## EXCERPT
[Start of section]

Ticking the Christian Box by Joy A. Mead
I could feel my blood and emotions starting to boil as I had a chat with the pastor’s wife from our previous church.
One of the high schools we are looking at for our daughter is faith-based and requires the pastor to sign off on regular church attendance. In all honesty, our church attendance has significantly dropped since the covid pandemic, so it’s been my intent to have our current church sign off on our inconsistent time there. Meanwhile, I thought I could have our former church’s pastor sign off on my consistent women’s Bible study attendance, maintained even five years on since being at another church.
However, in one quick instant, I was informed that there would be no possibility of my faithful Bible study attendance counting toward overall church participation. I even double checked with a friend who works for the previous church who confirmed that because we as a family have left the church to go to another one, the previous pastoral team is free to treat us as if we are complete strangers.
Even though we live just behind our old church and are attached to their associate pastor’s house.
Even though when we switched churches, I never once stopped going to my women’s Bible study in a decade.

[End of section]

## BRIEF
Please write out the church attendance essay word for word, from "However, in one" to "in a decade.".

## INFORMATION SUPPLIED

[Start of section]

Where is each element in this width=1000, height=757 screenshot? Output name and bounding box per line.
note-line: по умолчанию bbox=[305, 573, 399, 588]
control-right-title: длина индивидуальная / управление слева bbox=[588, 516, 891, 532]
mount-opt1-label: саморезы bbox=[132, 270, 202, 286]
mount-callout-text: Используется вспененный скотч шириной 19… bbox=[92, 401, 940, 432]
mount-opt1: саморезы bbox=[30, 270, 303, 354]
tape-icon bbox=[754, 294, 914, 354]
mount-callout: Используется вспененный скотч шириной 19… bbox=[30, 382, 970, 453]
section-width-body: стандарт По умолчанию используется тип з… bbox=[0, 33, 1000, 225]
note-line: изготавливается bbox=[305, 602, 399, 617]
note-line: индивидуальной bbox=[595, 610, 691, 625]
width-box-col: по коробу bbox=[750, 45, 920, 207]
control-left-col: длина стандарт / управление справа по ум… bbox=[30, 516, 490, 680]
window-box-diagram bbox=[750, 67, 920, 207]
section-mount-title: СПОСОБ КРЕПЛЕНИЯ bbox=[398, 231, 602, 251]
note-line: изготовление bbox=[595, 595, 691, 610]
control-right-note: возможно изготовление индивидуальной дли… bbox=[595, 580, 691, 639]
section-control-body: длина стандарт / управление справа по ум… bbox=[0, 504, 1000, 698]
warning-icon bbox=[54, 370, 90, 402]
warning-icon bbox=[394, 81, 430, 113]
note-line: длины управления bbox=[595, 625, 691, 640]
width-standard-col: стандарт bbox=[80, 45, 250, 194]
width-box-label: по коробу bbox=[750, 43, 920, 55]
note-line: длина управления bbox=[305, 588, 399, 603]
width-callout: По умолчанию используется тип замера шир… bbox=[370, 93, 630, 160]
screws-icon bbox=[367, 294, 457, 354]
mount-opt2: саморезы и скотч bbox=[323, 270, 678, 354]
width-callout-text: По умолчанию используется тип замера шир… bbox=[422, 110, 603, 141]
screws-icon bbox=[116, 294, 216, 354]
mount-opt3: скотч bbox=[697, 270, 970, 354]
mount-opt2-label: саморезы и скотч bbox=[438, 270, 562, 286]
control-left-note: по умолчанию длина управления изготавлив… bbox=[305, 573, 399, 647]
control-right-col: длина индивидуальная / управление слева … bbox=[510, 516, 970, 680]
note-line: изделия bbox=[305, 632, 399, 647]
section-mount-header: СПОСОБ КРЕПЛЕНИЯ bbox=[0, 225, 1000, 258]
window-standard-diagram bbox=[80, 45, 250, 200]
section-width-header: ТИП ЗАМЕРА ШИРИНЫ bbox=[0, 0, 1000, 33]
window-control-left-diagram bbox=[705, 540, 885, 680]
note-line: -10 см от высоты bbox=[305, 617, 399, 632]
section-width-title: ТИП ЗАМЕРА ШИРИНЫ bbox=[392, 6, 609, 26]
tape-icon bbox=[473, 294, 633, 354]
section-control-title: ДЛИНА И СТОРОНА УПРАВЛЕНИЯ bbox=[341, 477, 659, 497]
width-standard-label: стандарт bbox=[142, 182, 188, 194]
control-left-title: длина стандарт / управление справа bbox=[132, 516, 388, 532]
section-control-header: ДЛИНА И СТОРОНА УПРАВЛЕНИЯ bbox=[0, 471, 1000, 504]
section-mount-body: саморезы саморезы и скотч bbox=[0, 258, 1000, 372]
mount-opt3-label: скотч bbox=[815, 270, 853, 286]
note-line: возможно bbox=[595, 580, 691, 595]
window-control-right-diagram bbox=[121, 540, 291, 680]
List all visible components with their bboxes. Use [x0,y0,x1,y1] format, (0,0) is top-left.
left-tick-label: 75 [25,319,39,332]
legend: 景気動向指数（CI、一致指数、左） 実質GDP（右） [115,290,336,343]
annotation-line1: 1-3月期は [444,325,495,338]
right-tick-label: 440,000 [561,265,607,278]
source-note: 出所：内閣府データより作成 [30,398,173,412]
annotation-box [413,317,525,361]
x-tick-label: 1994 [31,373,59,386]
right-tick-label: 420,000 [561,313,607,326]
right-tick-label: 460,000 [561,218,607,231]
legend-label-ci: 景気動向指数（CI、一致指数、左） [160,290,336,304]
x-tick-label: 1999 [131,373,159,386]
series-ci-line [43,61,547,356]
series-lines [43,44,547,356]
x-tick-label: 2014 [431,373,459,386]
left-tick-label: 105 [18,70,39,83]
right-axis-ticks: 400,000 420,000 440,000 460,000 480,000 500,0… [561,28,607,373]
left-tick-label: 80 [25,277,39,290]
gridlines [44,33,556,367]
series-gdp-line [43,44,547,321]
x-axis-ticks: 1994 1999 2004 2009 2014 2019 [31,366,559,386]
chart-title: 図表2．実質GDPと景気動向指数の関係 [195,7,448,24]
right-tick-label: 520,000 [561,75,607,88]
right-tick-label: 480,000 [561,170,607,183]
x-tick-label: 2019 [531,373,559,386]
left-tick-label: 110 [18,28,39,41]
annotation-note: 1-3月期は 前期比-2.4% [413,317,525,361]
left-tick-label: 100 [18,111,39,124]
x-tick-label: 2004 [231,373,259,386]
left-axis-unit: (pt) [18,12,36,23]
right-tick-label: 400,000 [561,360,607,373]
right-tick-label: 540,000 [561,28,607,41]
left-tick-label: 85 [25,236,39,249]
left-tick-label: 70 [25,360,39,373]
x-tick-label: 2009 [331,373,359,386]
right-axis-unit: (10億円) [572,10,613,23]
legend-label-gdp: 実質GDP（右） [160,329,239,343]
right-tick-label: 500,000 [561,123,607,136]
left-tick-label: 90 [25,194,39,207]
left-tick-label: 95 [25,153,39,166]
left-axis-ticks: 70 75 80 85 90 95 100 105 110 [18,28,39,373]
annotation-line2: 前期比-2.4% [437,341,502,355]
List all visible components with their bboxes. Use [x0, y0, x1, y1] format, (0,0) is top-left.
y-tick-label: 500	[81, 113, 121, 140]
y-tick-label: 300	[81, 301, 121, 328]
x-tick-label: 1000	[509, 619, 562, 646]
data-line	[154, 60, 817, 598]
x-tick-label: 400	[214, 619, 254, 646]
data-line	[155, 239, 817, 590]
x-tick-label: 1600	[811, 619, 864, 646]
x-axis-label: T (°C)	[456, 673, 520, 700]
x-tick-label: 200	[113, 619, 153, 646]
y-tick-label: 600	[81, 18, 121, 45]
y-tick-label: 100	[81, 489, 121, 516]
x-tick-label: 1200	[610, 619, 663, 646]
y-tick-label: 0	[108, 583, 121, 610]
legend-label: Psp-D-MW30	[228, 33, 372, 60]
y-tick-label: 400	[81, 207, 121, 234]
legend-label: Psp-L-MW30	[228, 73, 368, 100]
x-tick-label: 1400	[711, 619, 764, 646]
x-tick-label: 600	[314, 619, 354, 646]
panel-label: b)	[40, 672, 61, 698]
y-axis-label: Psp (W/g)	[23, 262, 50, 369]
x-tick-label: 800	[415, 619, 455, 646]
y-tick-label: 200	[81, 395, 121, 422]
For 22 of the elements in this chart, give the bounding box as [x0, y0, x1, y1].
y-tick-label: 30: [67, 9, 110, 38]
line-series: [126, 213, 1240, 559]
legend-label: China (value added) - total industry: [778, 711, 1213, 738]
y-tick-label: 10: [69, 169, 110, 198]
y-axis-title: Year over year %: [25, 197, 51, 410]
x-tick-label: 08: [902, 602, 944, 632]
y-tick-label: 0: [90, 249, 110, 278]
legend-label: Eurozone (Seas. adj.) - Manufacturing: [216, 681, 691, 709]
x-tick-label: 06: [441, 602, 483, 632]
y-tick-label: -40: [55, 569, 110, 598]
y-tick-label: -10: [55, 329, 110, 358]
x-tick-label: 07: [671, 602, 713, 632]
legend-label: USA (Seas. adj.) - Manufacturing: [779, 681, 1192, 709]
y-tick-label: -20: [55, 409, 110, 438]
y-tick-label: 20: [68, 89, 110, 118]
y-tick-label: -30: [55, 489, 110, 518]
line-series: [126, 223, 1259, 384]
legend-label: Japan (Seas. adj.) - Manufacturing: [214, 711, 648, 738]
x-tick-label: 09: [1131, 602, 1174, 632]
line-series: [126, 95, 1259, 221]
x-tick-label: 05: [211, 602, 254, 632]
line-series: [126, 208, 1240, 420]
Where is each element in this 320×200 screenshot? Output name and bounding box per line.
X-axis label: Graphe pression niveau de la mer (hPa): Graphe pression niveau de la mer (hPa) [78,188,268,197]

[End of section]

## EXERCISE RESULT
However, in one quick instant, I was informed that there would be no possibility of my faithful Bible study attendance counting toward overall church participation. I even double checked with a friend who works for the previous church who confirmed that because we as a family have left the church to go to another one, the previous pastoral team is free to treat us as if we are complete strangers.
Even though we live just behind our old church and are attached to their associate pastor’s house.
Even though when we switched churches, I never once stopped going to my women’s Bible study in a decade.